• [Ausgewählter Textauszug]
== == ==
Mediathek: »One Lane Bridge«

»One Lane Bridge« (Staffel 1, 2020). © Great Southern TV/All3Media International

»One Lane Bridge« (Staffel 1, 2020). © Great Southern TV/All3Media International

Folge dem Gecko

Die aparten Schauplätze dieser neuseeländischen Serie lösen zumindest beim hiesigen Betrachter zu Anfang einen faszinierenden Verfremdungseffekt aus. Wir befinden uns in Queenstown auf der Südinsel in den neuseeländischen Alpen. Der Bildrand ist abwechselnd mit schneebedeckten Gipfeln und Fjorden verziert, die von kahlen Hängen geprägte Landschaft wirkt grandios und auf undefinierbare Weise exotisch. Willkommen in Mittelerde, der Anderswelt der Hobbits: Dass hier manches nicht mit rechten Dingen zugeht, mag man gern glauben.

Auch Nachwuchspolizist Ariki »Ricky« Davis zieht es in diese Gegend, er freut sich auf die Zusammenarbeit mit dem lokalen Polizeiveteranen Stephen. Außerdem will der begeisterte Sportler das Outdoorparadies mit Kanu und Rad erforschen. Das Sich-Austoben in der Natur hat er bald auch dringend nötig, denn schon kurz nach seiner Ankunft stürzt der allseits beliebte Farmer Grub von einer Flussbrücke in den Tod. Was anfangs als Suizid deklariert wird – Grubs 100-jährige Schaffarm ist überschuldet –, entwickelt sich zu einer Mordermittlung. Es gibt Gerüchte über Ehebruch und auch über familiäre Konflikte wegen des möglichen Verkaufs der Farm an Chinesen. Und dann ist da die Brücke, auf der Ricky schon bei der ersten Überquerung Visionen empfing: Totengeister, die ihn fortan heimsuchen und ihn zunehmend erratisch reagieren lassen.
== == ==
• [Bereitgestelltes Material]

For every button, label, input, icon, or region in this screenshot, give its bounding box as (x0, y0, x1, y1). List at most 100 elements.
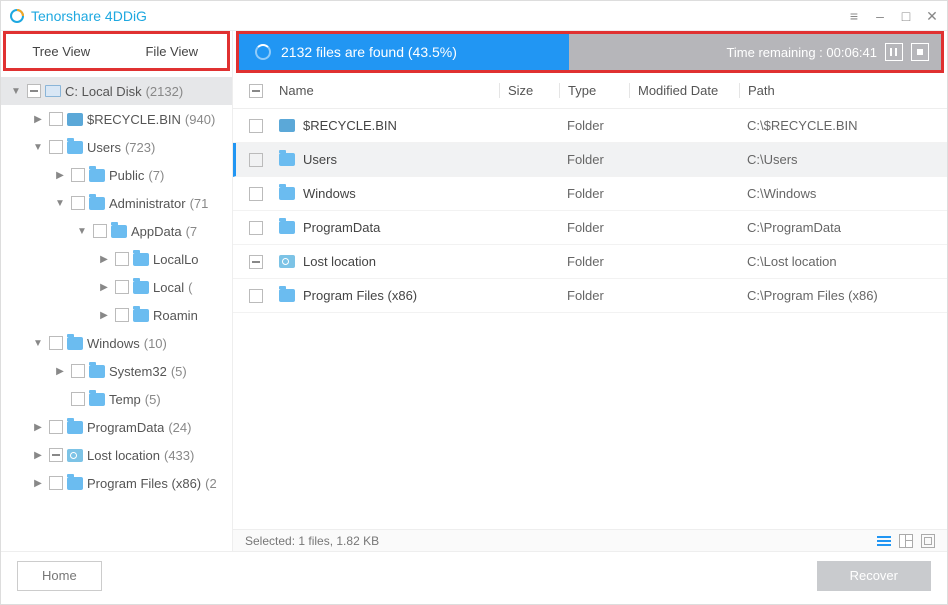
== == ==
• [Deine Aufgabe]
In welchem Ort auf der Südinsel spielt die Serie laut dem Text über »One Lane Bridge«?

• [Antwort zur Aufgabe]
In Queenstown.